In the listing below, locate the lines that hold the string "Google". Copy those lines.

##### Record list #####

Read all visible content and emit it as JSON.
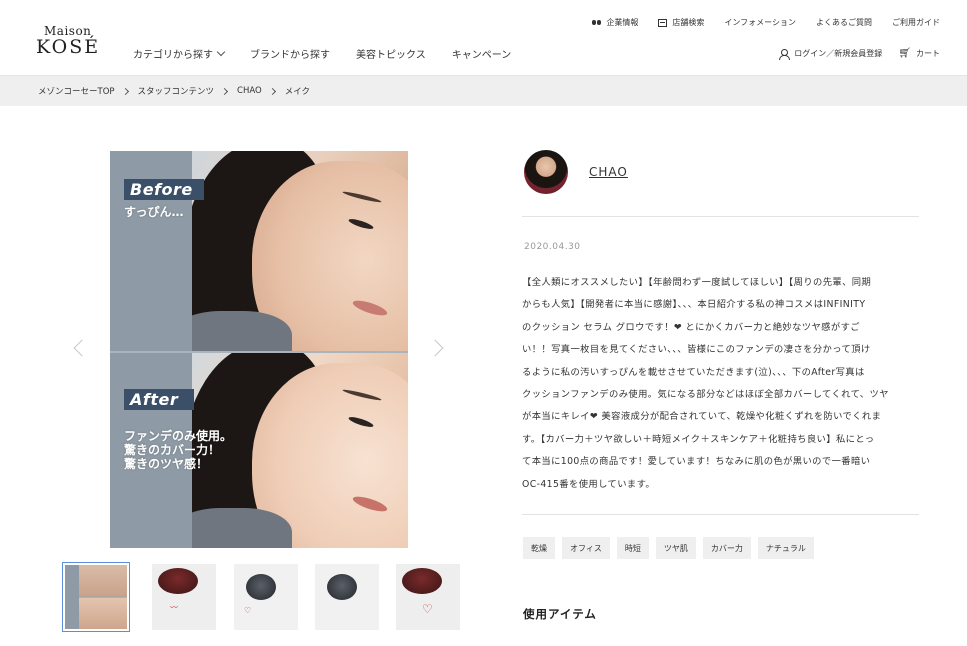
{
  "header": {
    "logo_top": "Maison",
    "logo_main": "KOSÉ",
    "main_nav": [
      {
        "label": "カテゴリから探す",
        "has_dropdown": true
      },
      {
        "label": "ブランドから探す"
      },
      {
        "label": "美容トピックス"
      },
      {
        "label": "キャンペーン"
      }
    ],
    "util_nav": [
      {
        "label": "企業情報",
        "icon": "binoculars-icon"
      },
      {
        "label": "店舗検索",
        "icon": "store-icon"
      },
      {
        "label": "インフォメーション"
      },
      {
        "label": "よくあるご質問"
      },
      {
        "label": "ご利用ガイド"
      }
    ],
    "account": {
      "login_label": "ログイン／新規会員登録",
      "cart_label": "カート"
    }
  },
  "breadcrumb": [
    "メゾンコーセーTOP",
    "スタッフコンテンツ",
    "CHAO",
    "メイク"
  ],
  "main_image": {
    "before_label": "Before",
    "before_text": "すっぴん…",
    "after_label": "After",
    "after_text_lines": [
      "ファンデのみ使用。",
      "驚きのカバー力！",
      "驚きのツヤ感！"
    ]
  },
  "thumbnails_count": 5,
  "author": {
    "name": "CHAO"
  },
  "post": {
    "date": "2020.04.30",
    "body_lines": [
      "【全人類にオススメしたい】【年齢問わず一度試してほしい】【周りの先輩、同期",
      "からも人気】【開発者に本当に感謝】、、、本日紹介する私の神コスメはINFINITY",
      "のクッション セラム グロウです！❤ とにかくカバー力と絶妙なツヤ感がすご",
      "い！！写真一枚目を見てください、、、皆様にこのファンデの凄さを分かって頂け",
      "るように私の汚いすっぴんを載せさせていただきます(泣)、、、下のAfter写真は",
      "クッションファンデのみ使用。気になる部分などはほぼ全部カバーしてくれて、ツヤ",
      "が本当にキレイ❤ 美容液成分が配合されていて、乾燥や化粧くずれを防いでくれま",
      "す。【カバー力＋ツヤ欲しい＋時短メイク＋スキンケア＋化粧持ち良い】私にとっ",
      "て本当に100点の商品です！愛しています！ちなみに肌の色が黒いので一番暗い",
      "OC-415番を使用しています。"
    ]
  },
  "tags": [
    "乾燥",
    "オフィス",
    "時短",
    "ツヤ肌",
    "カバー力",
    "ナチュラル"
  ],
  "items_heading": "使用アイテム"
}
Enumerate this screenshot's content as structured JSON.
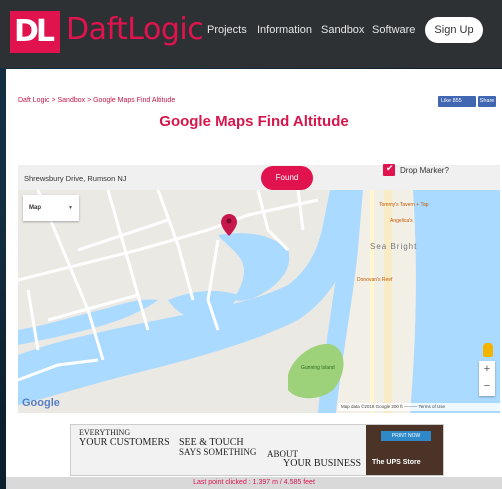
{
  "header": {
    "logo_mark": "DL",
    "brand_daft": "Daft",
    "brand_logic": "Logic",
    "nav": [
      "Projects",
      "Information",
      "Sandbox",
      "Software"
    ],
    "signup": "Sign Up"
  },
  "breadcrumb": "Daft Logic > Sandbox > Google Maps Find Altitude",
  "social": {
    "like": "Like 855",
    "share": "Share"
  },
  "page_title": "Google Maps Find Altitude",
  "search": {
    "value": "Shrewsbury Drive, Rumson NJ",
    "button": "Found"
  },
  "drop_marker": {
    "label": "Drop Marker?",
    "checked": true
  },
  "map": {
    "type_label": "Map",
    "labels": [
      "Tommy's Tavern + Tap",
      "Angelica's",
      "Sea Bright",
      "Donovan's Reef",
      "Gunning Island"
    ],
    "attribution": "Map data ©2018 Google   200 ft ———   Terms of Use",
    "google_logo": "Google",
    "zoom_in": "+",
    "zoom_out": "−"
  },
  "ad": {
    "lines": [
      "EVERYTHING",
      "YOUR CUSTOMERS",
      "SEE & TOUCH",
      "SAYS SOMETHING",
      "ABOUT",
      "YOUR BUSINESS"
    ],
    "badge": "PRINT NOW",
    "store": "The UPS Store"
  },
  "last_point": "Last point clicked : 1.397 m / 4.585 feet",
  "colors": {
    "accent": "#e0134e",
    "header_bg": "#2d3134",
    "water": "#aadaff",
    "park": "#9dd17a"
  }
}
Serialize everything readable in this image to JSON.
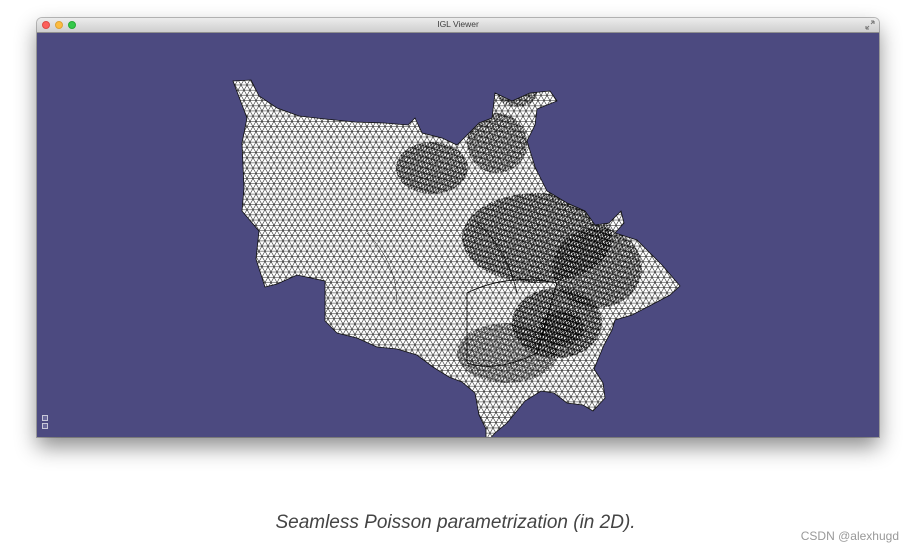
{
  "window": {
    "title": "IGL Viewer"
  },
  "viewport": {
    "background_color": "#4c4a80",
    "mesh_fill_color": "#ffffff",
    "mesh_edge_color": "#000000"
  },
  "icons": {
    "close": "close-icon",
    "minimize": "minimize-icon",
    "maximize": "maximize-icon",
    "fullscreen": "fullscreen-icon"
  },
  "caption": "Seamless Poisson parametrization (in 2D).",
  "watermark": "CSDN @alexhugd"
}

#####

Task answer:
  "breadcrumb": "Daft Logic > Sandbox > Google Maps Find Altitude",
  "page_title": "Google Maps Find Altitude",
    "attribution": "Map data ©2018 Google   200 ft ———   Terms of Use",
    "google_logo": "Google",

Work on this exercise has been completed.